§ **Provided text**
"""
I led Noah into the round pen and turned him loose. He ambled off, smelled the remnant droppings, then went to the wall and looked out at his buddies in the paddocks beyond. I handed Jeff a carrot stick (a 4-foot long stick with 2-foot rope attached used to direct a horse without touching it) and launched into what I thought was a precise offense of words explaining how to use it.  

“You’re on your own,” I said and stepped out of the round pen.

Jeff shot me a look that reminded me of my own son the first day I left him at kindergarten, the kind of doubting expression that pierced my heart.

“Hey, buddy,” Jeff said turned towards Noah. Noah glanced at him briefly then trotted away. 

“Noah, my man. C’mere!”

Noah ignored him.

I had to help Jeff! So I gave him more instructions. Jeff tried, but was lumbering. Then a light when off in my brain. As a football player, Jeff’s primary language was physical, not verbal!

“Hold on! Hold on!” I said as I came through the gate into the round pen.  “Here’s what we’re going to do. You and Noah are on one team. I am on the opposing one. Like a quarterback, you have to call the plays and get Noah to work with you. Except that it’s different. I am Team PUMA, and if I get to Noah before you do, I eat him. That’s how it works in the prey-predator world. Get it?”

Jeff nodded.

“Ready! GO!” and I dashed at Noah’s hind end and tried to herd him in the direction of my choice. Jeff deftly cut me off, sending Noah cantering in the other direction. So I flipped around and came at Noah from another direction. But again Jeff was quicker than me.   

Breathless, I stopped. Jeff did too and Noah walked right up beside him. 

“Guess it’s kinda crazy of me to think I could outrun an NFL player, eh?”

Jeff gave me a huge, Shrek-like grin.

“OK.  See if Noah will follow you now. Don’t look at him, just walk away.”

Jeff did, walking slow then fast, changing directions, starting and stopping. Noah was right behind him every step of the way.

“Ok. Time to tack him up!”

“You’re gonna let me ride him?”

“Yup. You passed the first test. Let’s see what Noah says when you are on his back.” I was certain that Noahs behavior under saddle would change Jeffs mind. To set the stage, I asked Lauren, a very accomplished rider, to ride Noah first. It didnt take her long to agree with my conviction that Noah was the wrong horse for Jeff. 

It was Jeffs turn. I put Noah on a lead rope and commissioned Catherine and Lauren to follow close by. We went over to the mounting block. “You’re going to take care of me buddy, right?” Jeff said to Noah.

Jeff awkwardly climbed onto Noah. Although he sat with an exemplary straight back, his toes were pointing down, and his hands were held high and out before him if he were water skiing.

I was glad I was at the end of the rope as I expected Noah, ever willing to move forward FAST, would lurch into a rapid trot and leave the top heavy Jeff behind in the dust. But Noah did nothing of the kind. His ears flipped back and forth as if trying to comprehend the incoming signals, and when he couldn’t get the information he needed, he did something very uncharacteristic - he stopped.

I gave Jeff a few pointers and in a few minutes I felt comfortable in unhooking the lead rope. Nonetheless I stayed close, just in case. Jeff did his utmost to steer, turn, stop.  How Noah made sense of the cacophony of conflicting messages, I’ll never know.  What I do know is he was a perfect gentleman!
"""
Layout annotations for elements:
"""
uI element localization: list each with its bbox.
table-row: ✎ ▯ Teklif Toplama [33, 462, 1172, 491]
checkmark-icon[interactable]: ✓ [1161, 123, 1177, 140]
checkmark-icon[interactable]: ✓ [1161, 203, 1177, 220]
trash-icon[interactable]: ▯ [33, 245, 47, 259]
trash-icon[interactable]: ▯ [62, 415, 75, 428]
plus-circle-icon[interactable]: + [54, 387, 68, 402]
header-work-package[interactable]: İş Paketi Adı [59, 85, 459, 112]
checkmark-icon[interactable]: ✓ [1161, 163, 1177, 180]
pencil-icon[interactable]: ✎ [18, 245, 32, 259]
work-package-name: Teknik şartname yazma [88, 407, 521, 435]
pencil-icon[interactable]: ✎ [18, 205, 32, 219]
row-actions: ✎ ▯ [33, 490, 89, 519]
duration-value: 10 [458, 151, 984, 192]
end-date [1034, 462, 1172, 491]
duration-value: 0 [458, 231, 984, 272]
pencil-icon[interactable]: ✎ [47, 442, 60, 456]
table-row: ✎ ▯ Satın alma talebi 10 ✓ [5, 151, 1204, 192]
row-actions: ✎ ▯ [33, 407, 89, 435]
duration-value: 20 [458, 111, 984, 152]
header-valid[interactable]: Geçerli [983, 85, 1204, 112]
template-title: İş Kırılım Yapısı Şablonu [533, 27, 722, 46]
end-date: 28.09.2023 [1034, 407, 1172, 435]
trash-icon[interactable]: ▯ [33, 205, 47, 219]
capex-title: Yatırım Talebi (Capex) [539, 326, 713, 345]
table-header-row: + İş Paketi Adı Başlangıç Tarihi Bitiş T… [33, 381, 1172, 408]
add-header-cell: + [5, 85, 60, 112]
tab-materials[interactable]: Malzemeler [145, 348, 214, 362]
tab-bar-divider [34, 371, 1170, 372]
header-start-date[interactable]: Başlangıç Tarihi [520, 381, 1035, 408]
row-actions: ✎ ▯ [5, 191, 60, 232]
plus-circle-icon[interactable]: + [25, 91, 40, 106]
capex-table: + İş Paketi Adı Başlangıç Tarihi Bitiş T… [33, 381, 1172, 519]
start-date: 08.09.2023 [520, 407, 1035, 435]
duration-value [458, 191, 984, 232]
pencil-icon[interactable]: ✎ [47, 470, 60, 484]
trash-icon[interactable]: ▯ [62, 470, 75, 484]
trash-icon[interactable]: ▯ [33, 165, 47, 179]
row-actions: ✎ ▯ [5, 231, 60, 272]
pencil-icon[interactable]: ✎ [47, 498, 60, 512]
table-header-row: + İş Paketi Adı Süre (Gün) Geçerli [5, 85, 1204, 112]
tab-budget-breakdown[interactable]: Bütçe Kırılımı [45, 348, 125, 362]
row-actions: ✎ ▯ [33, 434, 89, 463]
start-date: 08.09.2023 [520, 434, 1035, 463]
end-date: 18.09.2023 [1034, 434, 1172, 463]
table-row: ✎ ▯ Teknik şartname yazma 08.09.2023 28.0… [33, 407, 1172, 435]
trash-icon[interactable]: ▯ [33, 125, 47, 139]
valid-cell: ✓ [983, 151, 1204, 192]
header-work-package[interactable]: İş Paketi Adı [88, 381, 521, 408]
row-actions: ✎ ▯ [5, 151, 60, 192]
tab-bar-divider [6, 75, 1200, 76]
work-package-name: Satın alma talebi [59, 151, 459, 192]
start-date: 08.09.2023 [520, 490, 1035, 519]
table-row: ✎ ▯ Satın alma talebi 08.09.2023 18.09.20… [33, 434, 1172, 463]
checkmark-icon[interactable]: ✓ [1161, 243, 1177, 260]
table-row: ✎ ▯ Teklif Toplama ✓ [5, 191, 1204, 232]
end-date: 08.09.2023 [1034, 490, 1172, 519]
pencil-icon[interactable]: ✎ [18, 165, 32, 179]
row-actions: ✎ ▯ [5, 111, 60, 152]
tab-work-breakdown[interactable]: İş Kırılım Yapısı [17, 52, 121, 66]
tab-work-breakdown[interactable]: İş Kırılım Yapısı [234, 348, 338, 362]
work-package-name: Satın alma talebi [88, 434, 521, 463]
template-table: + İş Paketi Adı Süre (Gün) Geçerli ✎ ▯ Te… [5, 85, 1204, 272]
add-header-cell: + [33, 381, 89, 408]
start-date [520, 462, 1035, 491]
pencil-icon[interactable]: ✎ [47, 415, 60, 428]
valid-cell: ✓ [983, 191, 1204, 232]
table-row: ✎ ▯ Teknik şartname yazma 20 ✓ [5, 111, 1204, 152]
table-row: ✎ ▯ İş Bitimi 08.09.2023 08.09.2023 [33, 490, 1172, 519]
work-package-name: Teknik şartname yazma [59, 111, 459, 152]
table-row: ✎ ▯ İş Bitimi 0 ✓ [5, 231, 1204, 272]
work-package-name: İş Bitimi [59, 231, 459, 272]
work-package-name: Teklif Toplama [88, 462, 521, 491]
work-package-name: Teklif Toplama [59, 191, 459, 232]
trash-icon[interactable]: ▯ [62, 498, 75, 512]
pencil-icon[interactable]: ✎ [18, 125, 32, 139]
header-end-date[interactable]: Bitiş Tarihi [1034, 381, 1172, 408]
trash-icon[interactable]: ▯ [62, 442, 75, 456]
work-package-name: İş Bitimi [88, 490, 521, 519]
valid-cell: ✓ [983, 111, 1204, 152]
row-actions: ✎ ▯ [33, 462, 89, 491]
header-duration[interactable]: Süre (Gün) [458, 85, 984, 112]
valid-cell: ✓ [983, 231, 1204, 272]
"""
"""
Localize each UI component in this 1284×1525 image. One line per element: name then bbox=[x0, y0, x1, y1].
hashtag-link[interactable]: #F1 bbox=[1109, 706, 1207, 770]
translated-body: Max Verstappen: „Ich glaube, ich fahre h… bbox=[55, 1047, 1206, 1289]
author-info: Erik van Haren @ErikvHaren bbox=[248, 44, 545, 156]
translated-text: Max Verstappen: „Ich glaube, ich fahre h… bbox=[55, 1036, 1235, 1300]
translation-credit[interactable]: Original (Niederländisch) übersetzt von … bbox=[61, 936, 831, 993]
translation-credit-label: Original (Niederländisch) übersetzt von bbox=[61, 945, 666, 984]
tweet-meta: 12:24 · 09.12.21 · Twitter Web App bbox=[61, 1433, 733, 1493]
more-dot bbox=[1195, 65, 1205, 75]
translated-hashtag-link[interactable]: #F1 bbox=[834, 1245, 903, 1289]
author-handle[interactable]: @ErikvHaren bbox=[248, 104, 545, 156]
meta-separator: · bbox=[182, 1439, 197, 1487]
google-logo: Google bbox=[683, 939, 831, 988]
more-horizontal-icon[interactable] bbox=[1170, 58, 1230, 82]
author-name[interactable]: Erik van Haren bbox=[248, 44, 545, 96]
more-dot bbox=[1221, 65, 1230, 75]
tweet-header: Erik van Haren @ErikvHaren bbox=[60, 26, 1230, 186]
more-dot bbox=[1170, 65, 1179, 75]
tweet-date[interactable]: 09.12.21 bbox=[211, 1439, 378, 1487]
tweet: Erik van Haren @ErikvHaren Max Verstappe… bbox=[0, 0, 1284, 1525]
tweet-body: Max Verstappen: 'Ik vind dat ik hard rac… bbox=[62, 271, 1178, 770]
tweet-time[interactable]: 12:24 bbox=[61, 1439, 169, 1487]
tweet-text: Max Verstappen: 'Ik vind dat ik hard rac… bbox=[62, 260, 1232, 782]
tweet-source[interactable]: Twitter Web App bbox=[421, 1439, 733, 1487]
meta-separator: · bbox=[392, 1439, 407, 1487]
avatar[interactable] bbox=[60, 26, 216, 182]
"""
"""
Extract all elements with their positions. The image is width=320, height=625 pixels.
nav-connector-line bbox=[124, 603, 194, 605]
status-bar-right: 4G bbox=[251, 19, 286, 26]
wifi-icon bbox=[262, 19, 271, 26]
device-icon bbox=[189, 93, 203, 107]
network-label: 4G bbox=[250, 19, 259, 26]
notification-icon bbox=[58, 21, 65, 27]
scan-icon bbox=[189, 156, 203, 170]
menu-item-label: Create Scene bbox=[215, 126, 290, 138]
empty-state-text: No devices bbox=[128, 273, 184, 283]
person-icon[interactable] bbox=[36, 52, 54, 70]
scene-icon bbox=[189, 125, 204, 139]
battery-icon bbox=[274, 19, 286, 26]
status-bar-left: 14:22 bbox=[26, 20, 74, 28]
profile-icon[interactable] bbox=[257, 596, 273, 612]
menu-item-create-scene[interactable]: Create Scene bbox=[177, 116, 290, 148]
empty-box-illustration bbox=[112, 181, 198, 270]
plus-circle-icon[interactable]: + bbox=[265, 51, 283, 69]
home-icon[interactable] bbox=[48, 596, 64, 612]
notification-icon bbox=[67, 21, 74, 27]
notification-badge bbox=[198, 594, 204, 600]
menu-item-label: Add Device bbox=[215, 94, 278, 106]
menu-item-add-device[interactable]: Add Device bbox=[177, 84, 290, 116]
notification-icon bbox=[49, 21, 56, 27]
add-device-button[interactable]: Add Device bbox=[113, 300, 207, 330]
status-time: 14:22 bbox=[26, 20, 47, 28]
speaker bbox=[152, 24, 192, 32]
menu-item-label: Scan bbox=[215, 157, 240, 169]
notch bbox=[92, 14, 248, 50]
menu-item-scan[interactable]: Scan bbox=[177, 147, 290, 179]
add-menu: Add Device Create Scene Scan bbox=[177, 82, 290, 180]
"""
§ **Written task 1**
In the story about Jeff and Noah, who rode Noah before Jeff did?
§ **Written task 2**
Write the next part of the story about Jeff and Noah, picking up after its final sentence.
Answering the tasks does not require the entries.

§ **Task response 1**
Lauren, a very accomplished rider, rode Noah first.

§ **Task response 2**
I kept giving Jeff explanations of where to put his hands, legs, seat, and weight, but Jeff would overdo every action that I requested, leaning too much, striving too hard, making too drastic a change. 

“Jeff, get off that horse and let me show you something,” I said. “Now this is going to be very unconventional, but as you are so in tune with your body, I figure that this will be the most effective way to get my point across. Pop down on all fours, please!”


“Yes, all fours, I am going to let you feel what Noah feels.” So Catherine held Noah, and Lauren, who was in the arena with me to keep Jeff safe, stepped aside.

Jeff was so tall on all fours, that when I straddled his back, I still had to stand on tip toes.  

“It’s really simple. A horse will move under your weight,” and I moved my hips, shoulders and head alternatively to the right then the left. “Feel that? Good. Which way are my hips turned now? My shoulders? My head?”

Jeff answered correctly every time.  

“Good. Now let me show you how to stop a horse with your seat alone,” and a squeezed my thighs tight.

“Whoa! For a little lady you are strong!!” he sputtered as I held his rib cage in a firm grip.

I popped off of him. “A horse is so sensitive that one rarely has to squeeze that hard. I just wanted to be clear about how effective you can be without the use of reins. Now get back on.”

And so he did. And in a matter of moments, his riding was transformed. He was both lighter and more effective with his seat. His heels went down. His leg fell into alignment with his upper body.

“You want to try trotting?”

“Sure!” and without further ado he nudged Noah into a trot. I held my breath and followed closely, expecting Noah to feel the unbalance and break into a canter. To my surprise, Noah trotted steadily and calmly, stepping beneath his cargo when Jeff teetered a bit.

“Try a circle.”

And they circled.

“Change direction. Rise up and down with every beat, that’s called posting.”

It was amazing to watch. Jeff was a brilliant natural athlete. But more startling still was Noah. He trotted around as if he were carrying the King of England.  Proud. His neck gently arched even on a light rein. His ears pricked. 

“That’ll do,” I called. “Go in and work with the girls to untack him and turn him out and after that come into my office and talk to me, please,” I told him.

About twenty minutes later he knocked on my door.

“So can I have him?”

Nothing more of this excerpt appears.